Aim of the exercise ▸
Render every entry verbatim.

Stored records ▸

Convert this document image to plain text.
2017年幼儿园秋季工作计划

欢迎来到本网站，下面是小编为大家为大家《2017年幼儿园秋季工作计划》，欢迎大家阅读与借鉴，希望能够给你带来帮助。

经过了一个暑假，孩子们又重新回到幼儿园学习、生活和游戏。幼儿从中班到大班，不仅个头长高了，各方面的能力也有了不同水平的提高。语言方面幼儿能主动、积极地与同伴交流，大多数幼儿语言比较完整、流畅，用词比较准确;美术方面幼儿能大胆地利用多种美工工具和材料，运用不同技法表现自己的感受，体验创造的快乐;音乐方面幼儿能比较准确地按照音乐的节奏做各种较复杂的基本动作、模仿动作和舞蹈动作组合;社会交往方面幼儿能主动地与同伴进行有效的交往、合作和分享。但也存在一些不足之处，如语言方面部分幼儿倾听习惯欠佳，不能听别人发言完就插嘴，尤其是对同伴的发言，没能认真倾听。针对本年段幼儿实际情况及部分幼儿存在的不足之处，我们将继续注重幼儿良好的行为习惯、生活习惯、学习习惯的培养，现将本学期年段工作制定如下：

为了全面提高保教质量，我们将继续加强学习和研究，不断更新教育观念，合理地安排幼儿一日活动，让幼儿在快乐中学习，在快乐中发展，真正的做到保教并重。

The result ▸
Convert this document image to plain text.
2017年幼儿园秋季工作计划

欢迎来到本网站，下面是小编为大家为大家《2017年幼儿园秋季工作计划》，欢迎大家阅读与借鉴，希望能够给你带来帮助。

经过了一个暑假，孩子们又重新回到幼儿园学习、生活和游戏。幼儿从中班到大班，不仅个头长高了，各方面的能力也有了不同水平的提高。语言方面幼儿能主动、积极地与同伴交流，大多数幼儿语言比较完整、流畅，用词比较准确;美术方面幼儿能大胆地利用多种美工工具和材料，运用不同技法表现自己的感受，体验创造的快乐;音乐方面幼儿能比较准确地按照音乐的节奏做各种较复杂的基本动作、模仿动作和舞蹈动作组合;社会交往方面幼儿能主动地与同伴进行有效的交往、合作和分享。但也存在一些不足之处，如语言方面部分幼儿倾听习惯欠佳，不能听别人发言完就插嘴，尤其是对同伴的发言，没能认真倾听。针对本年段幼儿实际情况及部分幼儿存在的不足之处，我们将继续注重幼儿良好的行为习惯、生活习惯、学习习惯的培养，现将本学期年段工作制定如下：

为了全面提高保教质量，我们将继续加强学习和研究，不断更新教育观念，合理地安排幼儿一日活动，让幼儿在快乐中学习，在快乐中发展，真正的做到保教并重。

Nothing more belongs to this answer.